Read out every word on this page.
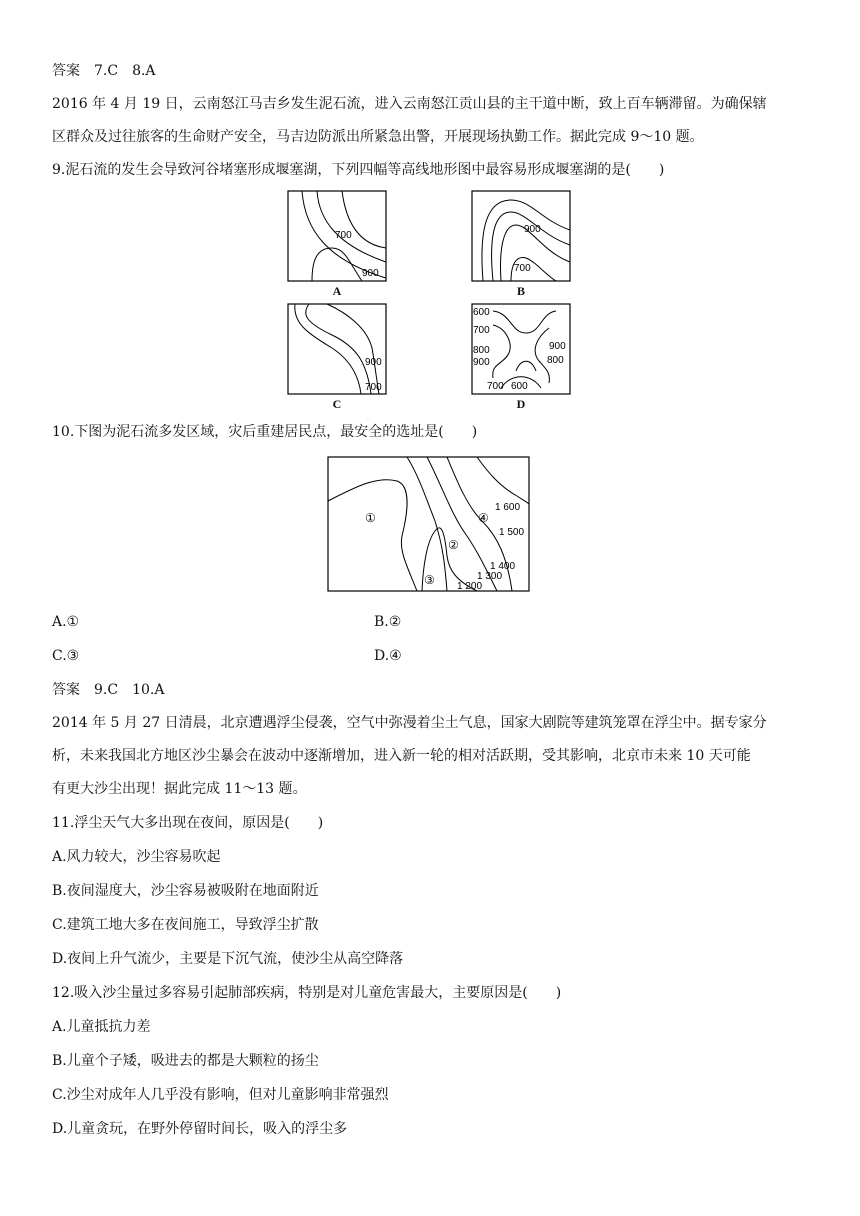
答案　7.C　8.A
2016 年 4 月 19 日，云南怒江马吉乡发生泥石流，进入云南怒江贡山县的主干道中断，致上百车辆滞留。为确保辖
区群众及过往旅客的生命财产安全，马吉边防派出所紧急出警，开展现场执勤工作。据此完成 9～10 题。
9.泥石流的发生会导致河谷堵塞形成堰塞湖，下列四幅等高线地形图中最容易形成堰塞湖的是(　　)
700
900
A
900
700
B
900
700
C
600
700
800
900
900
800
700 600
D
10.下图为泥石流多发区域，灾后重建居民点，最安全的选址是(　　)
①
②
③
④
1 600
1 500
1 400
1 300
1 200
A.①	B.②
C.③	D.④
答案　9.C　10.A
2014 年 5 月 27 日清晨，北京遭遇浮尘侵袭，空气中弥漫着尘土气息，国家大剧院等建筑笼罩在浮尘中。据专家分
析，未来我国北方地区沙尘暴会在波动中逐渐增加，进入新一轮的相对活跃期，受其影响，北京市未来 10 天可能
有更大沙尘出现！据此完成 11～13 题。
11.浮尘天气大多出现在夜间，原因是(　　)
A.风力较大，沙尘容易吹起
B.夜间湿度大，沙尘容易被吸附在地面附近
C.建筑工地大多在夜间施工，导致浮尘扩散
D.夜间上升气流少，主要是下沉气流，使沙尘从高空降落
12.吸入沙尘量过多容易引起肺部疾病，特别是对儿童危害最大，主要原因是(　　)
A.儿童抵抗力差
B.儿童个子矮，吸进去的都是大颗粒的扬尘
C.沙尘对成年人几乎没有影响，但对儿童影响非常强烈
D.儿童贪玩，在野外停留时间长，吸入的浮尘多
- - -
YOUR OBJECTIVE: Quote the records in full and exactly; skip any image.

RESPONSE:
Read out every word on this page.
答案　7.C　8.A
2016 年 4 月 19 日，云南怒江马吉乡发生泥石流，进入云南怒江贡山县的主干道中断，致上百车辆滞留。为确保辖
区群众及过往旅客的生命财产安全，马吉边防派出所紧急出警，开展现场执勤工作。据此完成 9～10 题。
9.泥石流的发生会导致河谷堵塞形成堰塞湖，下列四幅等高线地形图中最容易形成堰塞湖的是(　　)
700
900
A
900
700
B
900
700
C
600
700
800
900
900
800
700 600
D
10.下图为泥石流多发区域，灾后重建居民点，最安全的选址是(　　)
①
②
③
④
1 600
1 500
1 400
1 300
1 200
A.①	B.②
C.③	D.④
答案　9.C　10.A
2014 年 5 月 27 日清晨，北京遭遇浮尘侵袭，空气中弥漫着尘土气息，国家大剧院等建筑笼罩在浮尘中。据专家分
析，未来我国北方地区沙尘暴会在波动中逐渐增加，进入新一轮的相对活跃期，受其影响，北京市未来 10 天可能
有更大沙尘出现！据此完成 11～13 题。
11.浮尘天气大多出现在夜间，原因是(　　)
A.风力较大，沙尘容易吹起
B.夜间湿度大，沙尘容易被吸附在地面附近
C.建筑工地大多在夜间施工，导致浮尘扩散
D.夜间上升气流少，主要是下沉气流，使沙尘从高空降落
12.吸入沙尘量过多容易引起肺部疾病，特别是对儿童危害最大，主要原因是(　　)
A.儿童抵抗力差
B.儿童个子矮，吸进去的都是大颗粒的扬尘
C.沙尘对成年人几乎没有影响，但对儿童影响非常强烈
D.儿童贪玩，在野外停留时间长，吸入的浮尘多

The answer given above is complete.